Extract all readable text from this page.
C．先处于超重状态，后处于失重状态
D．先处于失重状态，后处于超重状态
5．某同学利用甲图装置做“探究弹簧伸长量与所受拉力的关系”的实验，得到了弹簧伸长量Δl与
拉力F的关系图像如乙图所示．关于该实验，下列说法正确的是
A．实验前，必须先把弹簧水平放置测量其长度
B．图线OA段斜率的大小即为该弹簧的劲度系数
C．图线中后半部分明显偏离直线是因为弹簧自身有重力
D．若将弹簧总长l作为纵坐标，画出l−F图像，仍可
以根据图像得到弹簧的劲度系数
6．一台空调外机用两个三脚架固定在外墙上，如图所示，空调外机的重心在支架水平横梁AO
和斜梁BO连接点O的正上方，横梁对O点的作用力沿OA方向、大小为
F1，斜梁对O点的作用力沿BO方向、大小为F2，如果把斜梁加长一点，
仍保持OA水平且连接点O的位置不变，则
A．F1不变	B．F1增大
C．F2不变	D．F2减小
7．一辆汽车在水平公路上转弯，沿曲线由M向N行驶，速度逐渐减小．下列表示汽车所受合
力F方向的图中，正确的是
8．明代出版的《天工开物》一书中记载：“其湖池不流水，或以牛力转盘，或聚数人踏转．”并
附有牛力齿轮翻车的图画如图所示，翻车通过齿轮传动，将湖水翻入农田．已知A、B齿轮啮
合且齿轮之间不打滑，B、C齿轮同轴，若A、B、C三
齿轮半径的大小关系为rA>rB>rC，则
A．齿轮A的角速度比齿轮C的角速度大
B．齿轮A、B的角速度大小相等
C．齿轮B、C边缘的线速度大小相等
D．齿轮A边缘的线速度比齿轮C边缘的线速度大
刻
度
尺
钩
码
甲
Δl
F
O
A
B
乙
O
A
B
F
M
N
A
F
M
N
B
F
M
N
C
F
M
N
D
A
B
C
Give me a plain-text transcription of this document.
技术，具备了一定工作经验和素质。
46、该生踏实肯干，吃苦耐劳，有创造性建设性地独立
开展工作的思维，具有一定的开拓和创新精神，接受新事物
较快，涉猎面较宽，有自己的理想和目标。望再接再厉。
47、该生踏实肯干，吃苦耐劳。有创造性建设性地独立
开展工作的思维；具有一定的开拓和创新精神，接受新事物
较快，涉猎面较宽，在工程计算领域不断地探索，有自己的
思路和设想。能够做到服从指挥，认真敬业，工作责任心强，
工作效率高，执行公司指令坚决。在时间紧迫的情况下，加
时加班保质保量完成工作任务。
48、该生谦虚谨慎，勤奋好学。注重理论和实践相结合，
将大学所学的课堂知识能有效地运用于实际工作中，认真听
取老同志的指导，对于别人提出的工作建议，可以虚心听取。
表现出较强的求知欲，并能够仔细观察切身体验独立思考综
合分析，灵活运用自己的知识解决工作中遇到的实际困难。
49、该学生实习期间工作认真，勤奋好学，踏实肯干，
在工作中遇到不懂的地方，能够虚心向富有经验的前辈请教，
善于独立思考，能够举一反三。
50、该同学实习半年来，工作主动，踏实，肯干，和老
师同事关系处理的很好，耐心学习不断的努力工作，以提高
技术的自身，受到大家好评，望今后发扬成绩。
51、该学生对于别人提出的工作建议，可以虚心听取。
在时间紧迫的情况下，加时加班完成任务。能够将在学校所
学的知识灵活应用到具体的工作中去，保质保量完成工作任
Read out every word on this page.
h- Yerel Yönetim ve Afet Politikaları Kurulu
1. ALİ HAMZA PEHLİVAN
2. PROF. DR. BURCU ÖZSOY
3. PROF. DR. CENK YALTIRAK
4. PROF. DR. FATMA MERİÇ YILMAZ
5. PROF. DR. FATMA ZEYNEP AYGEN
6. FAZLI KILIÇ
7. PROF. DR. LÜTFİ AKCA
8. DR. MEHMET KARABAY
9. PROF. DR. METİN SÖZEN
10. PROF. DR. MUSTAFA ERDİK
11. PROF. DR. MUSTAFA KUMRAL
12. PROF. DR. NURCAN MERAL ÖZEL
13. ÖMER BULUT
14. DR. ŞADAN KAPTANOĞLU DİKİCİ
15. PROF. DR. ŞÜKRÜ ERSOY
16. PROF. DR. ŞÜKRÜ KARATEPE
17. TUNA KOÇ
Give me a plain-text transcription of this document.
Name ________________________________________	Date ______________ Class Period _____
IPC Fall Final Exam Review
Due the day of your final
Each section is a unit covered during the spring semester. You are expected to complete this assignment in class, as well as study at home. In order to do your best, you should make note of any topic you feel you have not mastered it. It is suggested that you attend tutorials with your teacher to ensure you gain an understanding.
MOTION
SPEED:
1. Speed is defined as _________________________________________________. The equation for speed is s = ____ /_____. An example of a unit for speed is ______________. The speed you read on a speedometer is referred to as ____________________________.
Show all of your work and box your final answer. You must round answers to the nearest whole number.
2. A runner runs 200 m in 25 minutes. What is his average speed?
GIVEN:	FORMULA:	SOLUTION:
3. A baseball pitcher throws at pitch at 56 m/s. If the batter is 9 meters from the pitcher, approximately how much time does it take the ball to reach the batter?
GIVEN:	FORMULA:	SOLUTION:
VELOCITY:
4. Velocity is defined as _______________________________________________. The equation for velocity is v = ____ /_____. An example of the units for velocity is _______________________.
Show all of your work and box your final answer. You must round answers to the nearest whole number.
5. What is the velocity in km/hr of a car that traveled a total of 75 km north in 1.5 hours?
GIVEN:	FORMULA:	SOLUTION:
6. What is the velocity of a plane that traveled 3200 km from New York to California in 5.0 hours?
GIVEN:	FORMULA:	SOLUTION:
-*-*-
## What is expected
Copy out each record exactly as given, omitting none.

## Worked answer
Extract all readable text from this page.
C．先处于超重状态，后处于失重状态
D．先处于失重状态，后处于超重状态
5．某同学利用甲图装置做“探究弹簧伸长量与所受拉力的关系”的实验，得到了弹簧伸长量Δl与
拉力F的关系图像如乙图所示．关于该实验，下列说法正确的是
A．实验前，必须先把弹簧水平放置测量其长度
B．图线OA段斜率的大小即为该弹簧的劲度系数
C．图线中后半部分明显偏离直线是因为弹簧自身有重力
D．若将弹簧总长l作为纵坐标，画出l−F图像，仍可
以根据图像得到弹簧的劲度系数
6．一台空调外机用两个三脚架固定在外墙上，如图所示，空调外机的重心在支架水平横梁AO
和斜梁BO连接点O的正上方，横梁对O点的作用力沿OA方向、大小为
F1，斜梁对O点的作用力沿BO方向、大小为F2，如果把斜梁加长一点，
仍保持OA水平且连接点O的位置不变，则
A．F1不变	B．F1增大
C．F2不变	D．F2减小
7．一辆汽车在水平公路上转弯，沿曲线由M向N行驶，速度逐渐减小．下列表示汽车所受合
力F方向的图中，正确的是
8．明代出版的《天工开物》一书中记载：“其湖池不流水，或以牛力转盘，或聚数人踏转．”并
附有牛力齿轮翻车的图画如图所示，翻车通过齿轮传动，将湖水翻入农田．已知A、B齿轮啮
合且齿轮之间不打滑，B、C齿轮同轴，若A、B、C三
齿轮半径的大小关系为rA>rB>rC，则
A．齿轮A的角速度比齿轮C的角速度大
B．齿轮A、B的角速度大小相等
C．齿轮B、C边缘的线速度大小相等
D．齿轮A边缘的线速度比齿轮C边缘的线速度大
刻
度
尺
钩
码
甲
Δl
F
O
A
B
乙
O
A
B
F
M
N
A
F
M
N
B
F
M
N
C
F
M
N
D
A
B
C
Give me a plain-text transcription of this document.
技术，具备了一定工作经验和素质。
46、该生踏实肯干，吃苦耐劳，有创造性建设性地独立
开展工作的思维，具有一定的开拓和创新精神，接受新事物
较快，涉猎面较宽，有自己的理想和目标。望再接再厉。
47、该生踏实肯干，吃苦耐劳。有创造性建设性地独立
开展工作的思维；具有一定的开拓和创新精神，接受新事物
较快，涉猎面较宽，在工程计算领域不断地探索，有自己的
思路和设想。能够做到服从指挥，认真敬业，工作责任心强，
工作效率高，执行公司指令坚决。在时间紧迫的情况下，加
时加班保质保量完成工作任务。
48、该生谦虚谨慎，勤奋好学。注重理论和实践相结合，
将大学所学的课堂知识能有效地运用于实际工作中，认真听
取老同志的指导，对于别人提出的工作建议，可以虚心听取。
表现出较强的求知欲，并能够仔细观察切身体验独立思考综
合分析，灵活运用自己的知识解决工作中遇到的实际困难。
49、该学生实习期间工作认真，勤奋好学，踏实肯干，
在工作中遇到不懂的地方，能够虚心向富有经验的前辈请教，
善于独立思考，能够举一反三。
50、该同学实习半年来，工作主动，踏实，肯干，和老
师同事关系处理的很好，耐心学习不断的努力工作，以提高
技术的自身，受到大家好评，望今后发扬成绩。
51、该学生对于别人提出的工作建议，可以虚心听取。
在时间紧迫的情况下，加时加班完成任务。能够将在学校所
学的知识灵活应用到具体的工作中去，保质保量完成工作任
Read out every word on this page.
h- Yerel Yönetim ve Afet Politikaları Kurulu
1. ALİ HAMZA PEHLİVAN
2. PROF. DR. BURCU ÖZSOY
3. PROF. DR. CENK YALTIRAK
4. PROF. DR. FATMA MERİÇ YILMAZ
5. PROF. DR. FATMA ZEYNEP AYGEN
6. FAZLI KILIÇ
7. PROF. DR. LÜTFİ AKCA
8. DR. MEHMET KARABAY
9. PROF. DR. METİN SÖZEN
10. PROF. DR. MUSTAFA ERDİK
11. PROF. DR. MUSTAFA KUMRAL
12. PROF. DR. NURCAN MERAL ÖZEL
13. ÖMER BULUT
14. DR. ŞADAN KAPTANOĞLU DİKİCİ
15. PROF. DR. ŞÜKRÜ ERSOY
16. PROF. DR. ŞÜKRÜ KARATEPE
17. TUNA KOÇ
Give me a plain-text transcription of this document.
Name ________________________________________	Date ______________ Class Period _____
IPC Fall Final Exam Review
Due the day of your final
Each section is a unit covered during the spring semester. You are expected to complete this assignment in class, as well as study at home. In order to do your best, you should make note of any topic you feel you have not mastered it. It is suggested that you attend tutorials with your teacher to ensure you gain an understanding.
MOTION
SPEED:
1. Speed is defined as _________________________________________________. The equation for speed is s = ____ /_____. An example of a unit for speed is ______________. The speed you read on a speedometer is referred to as ____________________________.
Show all of your work and box your final answer. You must round answers to the nearest whole number.
2. A runner runs 200 m in 25 minutes. What is his average speed?
GIVEN:	FORMULA:	SOLUTION:
3. A baseball pitcher throws at pitch at 56 m/s. If the batter is 9 meters from the pitcher, approximately how much time does it take the ball to reach the batter?
GIVEN:	FORMULA:	SOLUTION:
VELOCITY:
4. Velocity is defined as _______________________________________________. The equation for velocity is v = ____ /_____. An example of the units for velocity is _______________________.
Show all of your work and box your final answer. You must round answers to the nearest whole number.
5. What is the velocity in km/hr of a car that traveled a total of 75 km north in 1.5 hours?
GIVEN:	FORMULA:	SOLUTION:
6. What is the velocity of a plane that traveled 3200 km from New York to California in 5.0 hours?
GIVEN:	FORMULA:	SOLUTION:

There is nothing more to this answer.